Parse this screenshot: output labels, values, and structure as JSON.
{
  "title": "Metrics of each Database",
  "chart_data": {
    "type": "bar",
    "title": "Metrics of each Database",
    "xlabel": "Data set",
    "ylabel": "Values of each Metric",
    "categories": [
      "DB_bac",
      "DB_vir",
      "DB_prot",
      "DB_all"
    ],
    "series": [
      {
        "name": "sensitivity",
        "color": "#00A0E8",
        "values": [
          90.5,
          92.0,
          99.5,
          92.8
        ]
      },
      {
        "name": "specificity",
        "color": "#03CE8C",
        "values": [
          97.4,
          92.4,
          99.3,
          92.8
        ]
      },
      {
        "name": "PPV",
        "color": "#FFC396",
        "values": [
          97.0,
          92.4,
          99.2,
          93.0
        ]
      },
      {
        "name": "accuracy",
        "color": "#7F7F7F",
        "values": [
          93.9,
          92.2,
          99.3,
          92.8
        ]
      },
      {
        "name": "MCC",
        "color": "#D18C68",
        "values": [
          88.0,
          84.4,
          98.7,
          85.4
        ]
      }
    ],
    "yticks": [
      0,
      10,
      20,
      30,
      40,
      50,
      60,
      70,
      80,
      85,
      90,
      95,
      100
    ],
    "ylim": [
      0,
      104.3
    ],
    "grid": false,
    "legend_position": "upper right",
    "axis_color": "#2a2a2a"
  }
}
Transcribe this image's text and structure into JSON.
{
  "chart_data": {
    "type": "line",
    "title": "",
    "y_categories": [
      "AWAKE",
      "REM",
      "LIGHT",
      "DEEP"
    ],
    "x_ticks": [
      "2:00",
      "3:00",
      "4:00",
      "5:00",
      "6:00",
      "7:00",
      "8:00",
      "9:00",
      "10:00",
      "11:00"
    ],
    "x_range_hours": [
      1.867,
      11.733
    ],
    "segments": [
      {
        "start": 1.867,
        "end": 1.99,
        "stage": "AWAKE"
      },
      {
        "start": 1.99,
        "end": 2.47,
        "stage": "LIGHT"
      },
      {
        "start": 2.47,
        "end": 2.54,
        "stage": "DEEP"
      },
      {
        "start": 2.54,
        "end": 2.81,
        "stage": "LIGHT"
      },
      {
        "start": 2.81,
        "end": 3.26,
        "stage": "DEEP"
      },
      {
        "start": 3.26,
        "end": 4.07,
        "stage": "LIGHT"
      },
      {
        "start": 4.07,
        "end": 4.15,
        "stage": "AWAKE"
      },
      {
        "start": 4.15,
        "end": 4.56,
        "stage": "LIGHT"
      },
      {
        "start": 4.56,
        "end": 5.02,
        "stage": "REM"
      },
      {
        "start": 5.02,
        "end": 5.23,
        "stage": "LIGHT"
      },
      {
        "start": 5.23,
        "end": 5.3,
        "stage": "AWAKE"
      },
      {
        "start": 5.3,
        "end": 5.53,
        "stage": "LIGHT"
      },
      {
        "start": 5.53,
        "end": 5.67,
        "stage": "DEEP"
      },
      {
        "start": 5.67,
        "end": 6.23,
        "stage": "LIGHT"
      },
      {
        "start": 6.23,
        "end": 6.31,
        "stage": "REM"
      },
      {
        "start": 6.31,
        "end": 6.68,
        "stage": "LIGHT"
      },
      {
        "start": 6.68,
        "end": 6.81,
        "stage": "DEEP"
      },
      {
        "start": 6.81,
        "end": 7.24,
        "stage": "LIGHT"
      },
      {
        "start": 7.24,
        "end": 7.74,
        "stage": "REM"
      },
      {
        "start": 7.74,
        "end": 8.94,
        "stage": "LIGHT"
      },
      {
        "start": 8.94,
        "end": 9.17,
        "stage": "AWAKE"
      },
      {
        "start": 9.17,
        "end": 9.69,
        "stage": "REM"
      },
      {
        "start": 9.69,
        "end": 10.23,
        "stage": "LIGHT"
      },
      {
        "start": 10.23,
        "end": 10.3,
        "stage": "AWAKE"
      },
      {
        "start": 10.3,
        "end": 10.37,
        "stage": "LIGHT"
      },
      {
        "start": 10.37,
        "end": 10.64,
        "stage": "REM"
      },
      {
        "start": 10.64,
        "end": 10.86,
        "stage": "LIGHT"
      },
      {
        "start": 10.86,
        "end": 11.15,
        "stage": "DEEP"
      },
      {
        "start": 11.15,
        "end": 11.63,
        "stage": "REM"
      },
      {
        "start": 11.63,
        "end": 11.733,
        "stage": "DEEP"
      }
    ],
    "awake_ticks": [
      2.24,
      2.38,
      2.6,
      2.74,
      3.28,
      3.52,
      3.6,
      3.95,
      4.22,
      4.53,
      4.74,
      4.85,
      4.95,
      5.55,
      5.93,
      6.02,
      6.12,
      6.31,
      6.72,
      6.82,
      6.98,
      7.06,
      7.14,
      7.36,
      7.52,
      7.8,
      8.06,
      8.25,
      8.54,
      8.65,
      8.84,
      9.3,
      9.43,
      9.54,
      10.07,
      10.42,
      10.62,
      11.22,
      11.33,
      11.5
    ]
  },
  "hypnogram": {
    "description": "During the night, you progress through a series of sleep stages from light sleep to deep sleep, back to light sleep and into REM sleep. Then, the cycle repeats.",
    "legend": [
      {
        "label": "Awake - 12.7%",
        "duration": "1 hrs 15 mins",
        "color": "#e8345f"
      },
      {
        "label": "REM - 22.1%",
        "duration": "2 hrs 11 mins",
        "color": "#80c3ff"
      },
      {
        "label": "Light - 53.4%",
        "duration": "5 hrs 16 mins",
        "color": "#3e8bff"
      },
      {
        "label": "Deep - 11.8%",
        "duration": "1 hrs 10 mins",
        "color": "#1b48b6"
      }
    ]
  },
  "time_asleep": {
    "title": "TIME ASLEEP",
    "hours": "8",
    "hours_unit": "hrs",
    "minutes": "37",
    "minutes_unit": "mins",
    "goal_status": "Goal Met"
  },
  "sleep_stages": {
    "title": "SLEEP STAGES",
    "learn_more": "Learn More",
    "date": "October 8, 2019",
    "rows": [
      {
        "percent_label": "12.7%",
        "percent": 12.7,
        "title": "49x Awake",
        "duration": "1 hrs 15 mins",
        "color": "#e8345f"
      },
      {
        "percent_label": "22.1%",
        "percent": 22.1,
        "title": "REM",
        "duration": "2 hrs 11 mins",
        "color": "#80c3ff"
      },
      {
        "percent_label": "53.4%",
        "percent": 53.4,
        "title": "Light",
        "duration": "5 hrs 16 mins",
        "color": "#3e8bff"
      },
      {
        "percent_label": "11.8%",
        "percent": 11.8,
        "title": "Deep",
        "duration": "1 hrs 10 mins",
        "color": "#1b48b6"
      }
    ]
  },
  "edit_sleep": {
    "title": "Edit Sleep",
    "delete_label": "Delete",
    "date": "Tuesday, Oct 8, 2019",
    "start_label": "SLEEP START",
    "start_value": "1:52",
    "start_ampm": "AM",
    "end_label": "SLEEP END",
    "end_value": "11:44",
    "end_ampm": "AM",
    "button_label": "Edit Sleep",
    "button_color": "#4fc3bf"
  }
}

........

▶ **The exercise**
All of the records must be retyped exactly as they are.

▶ **Expected output**
Parse this screenshot: output labels, values, and structure as JSON.
{
  "title": "Metrics of each Database",
  "chart_data": {
    "type": "bar",
    "title": "Metrics of each Database",
    "xlabel": "Data set",
    "ylabel": "Values of each Metric",
    "categories": [
      "DB_bac",
      "DB_vir",
      "DB_prot",
      "DB_all"
    ],
    "series": [
      {
        "name": "sensitivity",
        "color": "#00A0E8",
        "values": [
          90.5,
          92.0,
          99.5,
          92.8
        ]
      },
      {
        "name": "specificity",
        "color": "#03CE8C",
        "values": [
          97.4,
          92.4,
          99.3,
          92.8
        ]
      },
      {
        "name": "PPV",
        "color": "#FFC396",
        "values": [
          97.0,
          92.4,
          99.2,
          93.0
        ]
      },
      {
        "name": "accuracy",
        "color": "#7F7F7F",
        "values": [
          93.9,
          92.2,
          99.3,
          92.8
        ]
      },
      {
        "name": "MCC",
        "color": "#D18C68",
        "values": [
          88.0,
          84.4,
          98.7,
          85.4
        ]
      }
    ],
    "yticks": [
      0,
      10,
      20,
      30,
      40,
      50,
      60,
      70,
      80,
      85,
      90,
      95,
      100
    ],
    "ylim": [
      0,
      104.3
    ],
    "grid": false,
    "legend_position": "upper right",
    "axis_color": "#2a2a2a"
  }
}
Transcribe this image's text and structure into JSON.
{
  "chart_data": {
    "type": "line",
    "title": "",
    "y_categories": [
      "AWAKE",
      "REM",
      "LIGHT",
      "DEEP"
    ],
    "x_ticks": [
      "2:00",
      "3:00",
      "4:00",
      "5:00",
      "6:00",
      "7:00",
      "8:00",
      "9:00",
      "10:00",
      "11:00"
    ],
    "x_range_hours": [
      1.867,
      11.733
    ],
    "segments": [
      {
        "start": 1.867,
        "end": 1.99,
        "stage": "AWAKE"
      },
      {
        "start": 1.99,
        "end": 2.47,
        "stage": "LIGHT"
      },
      {
        "start": 2.47,
        "end": 2.54,
        "stage": "DEEP"
      },
      {
        "start": 2.54,
        "end": 2.81,
        "stage": "LIGHT"
      },
      {
        "start": 2.81,
        "end": 3.26,
        "stage": "DEEP"
      },
      {
        "start": 3.26,
        "end": 4.07,
        "stage": "LIGHT"
      },
      {
        "start": 4.07,
        "end": 4.15,
        "stage": "AWAKE"
      },
      {
        "start": 4.15,
        "end": 4.56,
        "stage": "LIGHT"
      },
      {
        "start": 4.56,
        "end": 5.02,
        "stage": "REM"
      },
      {
        "start": 5.02,
        "end": 5.23,
        "stage": "LIGHT"
      },
      {
        "start": 5.23,
        "end": 5.3,
        "stage": "AWAKE"
      },
      {
        "start": 5.3,
        "end": 5.53,
        "stage": "LIGHT"
      },
      {
        "start": 5.53,
        "end": 5.67,
        "stage": "DEEP"
      },
      {
        "start": 5.67,
        "end": 6.23,
        "stage": "LIGHT"
      },
      {
        "start": 6.23,
        "end": 6.31,
        "stage": "REM"
      },
      {
        "start": 6.31,
        "end": 6.68,
        "stage": "LIGHT"
      },
      {
        "start": 6.68,
        "end": 6.81,
        "stage": "DEEP"
      },
      {
        "start": 6.81,
        "end": 7.24,
        "stage": "LIGHT"
      },
      {
        "start": 7.24,
        "end": 7.74,
        "stage": "REM"
      },
      {
        "start": 7.74,
        "end": 8.94,
        "stage": "LIGHT"
      },
      {
        "start": 8.94,
        "end": 9.17,
        "stage": "AWAKE"
      },
      {
        "start": 9.17,
        "end": 9.69,
        "stage": "REM"
      },
      {
        "start": 9.69,
        "end": 10.23,
        "stage": "LIGHT"
      },
      {
        "start": 10.23,
        "end": 10.3,
        "stage": "AWAKE"
      },
      {
        "start": 10.3,
        "end": 10.37,
        "stage": "LIGHT"
      },
      {
        "start": 10.37,
        "end": 10.64,
        "stage": "REM"
      },
      {
        "start": 10.64,
        "end": 10.86,
        "stage": "LIGHT"
      },
      {
        "start": 10.86,
        "end": 11.15,
        "stage": "DEEP"
      },
      {
        "start": 11.15,
        "end": 11.63,
        "stage": "REM"
      },
      {
        "start": 11.63,
        "end": 11.733,
        "stage": "DEEP"
      }
    ],
    "awake_ticks": [
      2.24,
      2.38,
      2.6,
      2.74,
      3.28,
      3.52,
      3.6,
      3.95,
      4.22,
      4.53,
      4.74,
      4.85,
      4.95,
      5.55,
      5.93,
      6.02,
      6.12,
      6.31,
      6.72,
      6.82,
      6.98,
      7.06,
      7.14,
      7.36,
      7.52,
      7.8,
      8.06,
      8.25,
      8.54,
      8.65,
      8.84,
      9.3,
      9.43,
      9.54,
      10.07,
      10.42,
      10.62,
      11.22,
      11.33,
      11.5
    ]
  },
  "hypnogram": {
    "description": "During the night, you progress through a series of sleep stages from light sleep to deep sleep, back to light sleep and into REM sleep. Then, the cycle repeats.",
    "legend": [
      {
        "label": "Awake - 12.7%",
        "duration": "1 hrs 15 mins",
        "color": "#e8345f"
      },
      {
        "label": "REM - 22.1%",
        "duration": "2 hrs 11 mins",
        "color": "#80c3ff"
      },
      {
        "label": "Light - 53.4%",
        "duration": "5 hrs 16 mins",
        "color": "#3e8bff"
      },
      {
        "label": "Deep - 11.8%",
        "duration": "1 hrs 10 mins",
        "color": "#1b48b6"
      }
    ]
  },
  "time_asleep": {
    "title": "TIME ASLEEP",
    "hours": "8",
    "hours_unit": "hrs",
    "minutes": "37",
    "minutes_unit": "mins",
    "goal_status": "Goal Met"
  },
  "sleep_stages": {
    "title": "SLEEP STAGES",
    "learn_more": "Learn More",
    "date": "October 8, 2019",
    "rows": [
      {
        "percent_label": "12.7%",
        "percent": 12.7,
        "title": "49x Awake",
        "duration": "1 hrs 15 mins",
        "color": "#e8345f"
      },
      {
        "percent_label": "22.1%",
        "percent": 22.1,
        "title": "REM",
        "duration": "2 hrs 11 mins",
        "color": "#80c3ff"
      },
      {
        "percent_label": "53.4%",
        "percent": 53.4,
        "title": "Light",
        "duration": "5 hrs 16 mins",
        "color": "#3e8bff"
      },
      {
        "percent_label": "11.8%",
        "percent": 11.8,
        "title": "Deep",
        "duration": "1 hrs 10 mins",
        "color": "#1b48b6"
      }
    ]
  },
  "edit_sleep": {
    "title": "Edit Sleep",
    "delete_label": "Delete",
    "date": "Tuesday, Oct 8, 2019",
    "start_label": "SLEEP START",
    "start_value": "1:52",
    "start_ampm": "AM",
    "end_label": "SLEEP END",
    "end_value": "11:44",
    "end_ampm": "AM",
    "button_label": "Edit Sleep",
    "button_color": "#4fc3bf"
  }
}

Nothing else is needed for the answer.